__SUPPLIED ENTRIES__.

****************

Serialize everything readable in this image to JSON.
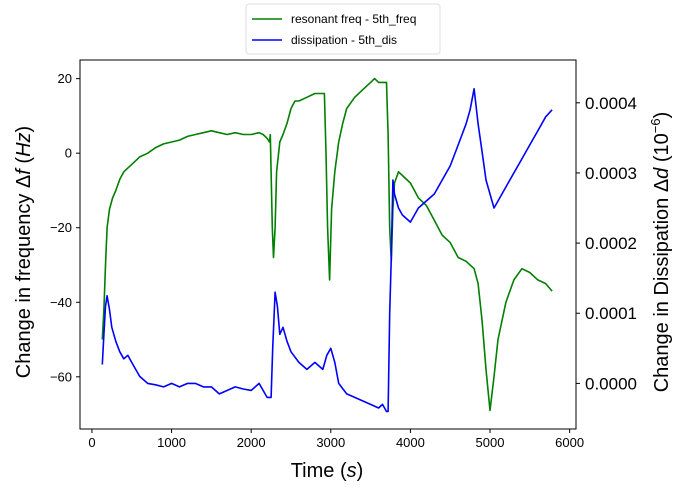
{
  "chart_data": {
    "type": "line",
    "title": "",
    "xlabel": "Time ($s$)",
    "ylabel_left": "Change in frequency $\\Delta f\\,(Hz)$",
    "ylabel_right": "Change in Dissipation $\\Delta d\\;(10^{-6})$",
    "xlim": [
      -150,
      6080
    ],
    "ylim_left": [
      -74,
      25
    ],
    "ylim_right": [
      -6.5e-05,
      0.000461
    ],
    "xticks": [
      0,
      1000,
      2000,
      3000,
      4000,
      5000,
      6000
    ],
    "yticks_left": [
      -60,
      -40,
      -20,
      0,
      20
    ],
    "yticks_right": [
      0.0,
      0.0001,
      0.0002,
      0.0003,
      0.0004
    ],
    "yticks_right_labels": [
      "0.0000",
      "0.0001",
      "0.0002",
      "0.0003",
      "0.0004"
    ],
    "xticks_labels": [
      "0",
      "1000",
      "2000",
      "3000",
      "4000",
      "5000",
      "6000"
    ],
    "yticks_left_labels": [
      "−60",
      "−40",
      "−20",
      "0",
      "20"
    ],
    "grid": false,
    "legend_position": "top-center, outside",
    "series": [
      {
        "name": "resonant freq - 5th_freq",
        "axis": "left",
        "color": "#008000",
        "points": [
          [
            130,
            -50
          ],
          [
            150,
            -42
          ],
          [
            170,
            -30
          ],
          [
            190,
            -20
          ],
          [
            220,
            -15
          ],
          [
            260,
            -12
          ],
          [
            300,
            -10
          ],
          [
            350,
            -7
          ],
          [
            400,
            -5
          ],
          [
            500,
            -3
          ],
          [
            600,
            -1
          ],
          [
            700,
            0
          ],
          [
            800,
            1.5
          ],
          [
            900,
            2.5
          ],
          [
            1000,
            3
          ],
          [
            1100,
            3.5
          ],
          [
            1200,
            4.5
          ],
          [
            1300,
            5
          ],
          [
            1400,
            5.5
          ],
          [
            1500,
            6
          ],
          [
            1600,
            5.5
          ],
          [
            1700,
            5
          ],
          [
            1800,
            5.5
          ],
          [
            1900,
            5
          ],
          [
            2000,
            5
          ],
          [
            2100,
            5.5
          ],
          [
            2150,
            5
          ],
          [
            2200,
            4
          ],
          [
            2230,
            3
          ],
          [
            2240,
            5
          ],
          [
            2250,
            -5
          ],
          [
            2265,
            -20
          ],
          [
            2280,
            -28
          ],
          [
            2300,
            -20
          ],
          [
            2320,
            -5
          ],
          [
            2360,
            3
          ],
          [
            2400,
            5
          ],
          [
            2450,
            8
          ],
          [
            2500,
            12
          ],
          [
            2550,
            14
          ],
          [
            2600,
            14
          ],
          [
            2700,
            15
          ],
          [
            2800,
            16
          ],
          [
            2850,
            16
          ],
          [
            2900,
            16
          ],
          [
            2920,
            16
          ],
          [
            2940,
            0
          ],
          [
            2960,
            -20
          ],
          [
            2985,
            -34
          ],
          [
            3010,
            -15
          ],
          [
            3050,
            -5
          ],
          [
            3100,
            3
          ],
          [
            3150,
            8
          ],
          [
            3200,
            12
          ],
          [
            3300,
            15
          ],
          [
            3400,
            17
          ],
          [
            3500,
            19
          ],
          [
            3550,
            20
          ],
          [
            3600,
            19
          ],
          [
            3650,
            19
          ],
          [
            3700,
            19
          ],
          [
            3720,
            5
          ],
          [
            3740,
            -20
          ],
          [
            3760,
            -29
          ],
          [
            3780,
            -15
          ],
          [
            3800,
            -8
          ],
          [
            3850,
            -5
          ],
          [
            3900,
            -6
          ],
          [
            4000,
            -8
          ],
          [
            4100,
            -12
          ],
          [
            4200,
            -14
          ],
          [
            4300,
            -18
          ],
          [
            4400,
            -22
          ],
          [
            4500,
            -24
          ],
          [
            4600,
            -28
          ],
          [
            4700,
            -29
          ],
          [
            4800,
            -31
          ],
          [
            4850,
            -35
          ],
          [
            4900,
            -45
          ],
          [
            4950,
            -58
          ],
          [
            5000,
            -69
          ],
          [
            5050,
            -60
          ],
          [
            5100,
            -50
          ],
          [
            5200,
            -40
          ],
          [
            5300,
            -34
          ],
          [
            5400,
            -31
          ],
          [
            5500,
            -32
          ],
          [
            5600,
            -34
          ],
          [
            5700,
            -35
          ],
          [
            5780,
            -37
          ]
        ]
      },
      {
        "name": "dissipation - 5th_dis",
        "axis": "right",
        "color": "#0000ff",
        "points": [
          [
            130,
            2.7e-05
          ],
          [
            150,
            7e-05
          ],
          [
            170,
            0.00011
          ],
          [
            190,
            0.000125
          ],
          [
            220,
            0.000105
          ],
          [
            250,
            8e-05
          ],
          [
            300,
            6e-05
          ],
          [
            350,
            4.5e-05
          ],
          [
            400,
            3.5e-05
          ],
          [
            450,
            4e-05
          ],
          [
            500,
            3e-05
          ],
          [
            600,
            1e-05
          ],
          [
            700,
            0.0
          ],
          [
            800,
            -2e-06
          ],
          [
            900,
            -5e-06
          ],
          [
            1000,
            0.0
          ],
          [
            1100,
            -5e-06
          ],
          [
            1200,
            0.0
          ],
          [
            1300,
            0.0
          ],
          [
            1400,
            -5e-06
          ],
          [
            1500,
            -5e-06
          ],
          [
            1600,
            -1.5e-05
          ],
          [
            1700,
            -1e-05
          ],
          [
            1800,
            -5e-06
          ],
          [
            1900,
            -8e-06
          ],
          [
            2000,
            -1e-05
          ],
          [
            2100,
            0.0
          ],
          [
            2150,
            -1e-05
          ],
          [
            2200,
            -2e-05
          ],
          [
            2250,
            -2e-05
          ],
          [
            2270,
            5e-05
          ],
          [
            2300,
            0.00013
          ],
          [
            2330,
            0.00011
          ],
          [
            2360,
            7e-05
          ],
          [
            2400,
            8e-05
          ],
          [
            2450,
            6e-05
          ],
          [
            2500,
            4.5e-05
          ],
          [
            2600,
            3e-05
          ],
          [
            2700,
            2e-05
          ],
          [
            2800,
            3e-05
          ],
          [
            2900,
            2e-05
          ],
          [
            2950,
            4e-05
          ],
          [
            3000,
            5e-05
          ],
          [
            3050,
            3e-05
          ],
          [
            3100,
            0.0
          ],
          [
            3200,
            -1.5e-05
          ],
          [
            3300,
            -2e-05
          ],
          [
            3400,
            -2.5e-05
          ],
          [
            3500,
            -3e-05
          ],
          [
            3600,
            -3.5e-05
          ],
          [
            3650,
            -3e-05
          ],
          [
            3700,
            -4e-05
          ],
          [
            3720,
            -4e-05
          ],
          [
            3740,
            0.0001
          ],
          [
            3760,
            0.00018
          ],
          [
            3780,
            0.00029
          ],
          [
            3800,
            0.00027
          ],
          [
            3850,
            0.00025
          ],
          [
            3900,
            0.00024
          ],
          [
            4000,
            0.00023
          ],
          [
            4100,
            0.00025
          ],
          [
            4200,
            0.00026
          ],
          [
            4300,
            0.00027
          ],
          [
            4400,
            0.00029
          ],
          [
            4500,
            0.00031
          ],
          [
            4600,
            0.00034
          ],
          [
            4700,
            0.00037
          ],
          [
            4750,
            0.00039
          ],
          [
            4800,
            0.00042
          ],
          [
            4850,
            0.00037
          ],
          [
            4900,
            0.00033
          ],
          [
            4950,
            0.00029
          ],
          [
            5000,
            0.00027
          ],
          [
            5050,
            0.00025
          ],
          [
            5100,
            0.00026
          ],
          [
            5200,
            0.00028
          ],
          [
            5300,
            0.0003
          ],
          [
            5400,
            0.00032
          ],
          [
            5500,
            0.00034
          ],
          [
            5600,
            0.00036
          ],
          [
            5700,
            0.00038
          ],
          [
            5780,
            0.00039
          ]
        ]
      }
    ]
  }
}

****************

Using the listing above, locate the lines that hold "name" and copy each one.

__FULL ANSWER__.
        "name": "resonant freq - 5th_freq",
        "name": "dissipation - 5th_dis",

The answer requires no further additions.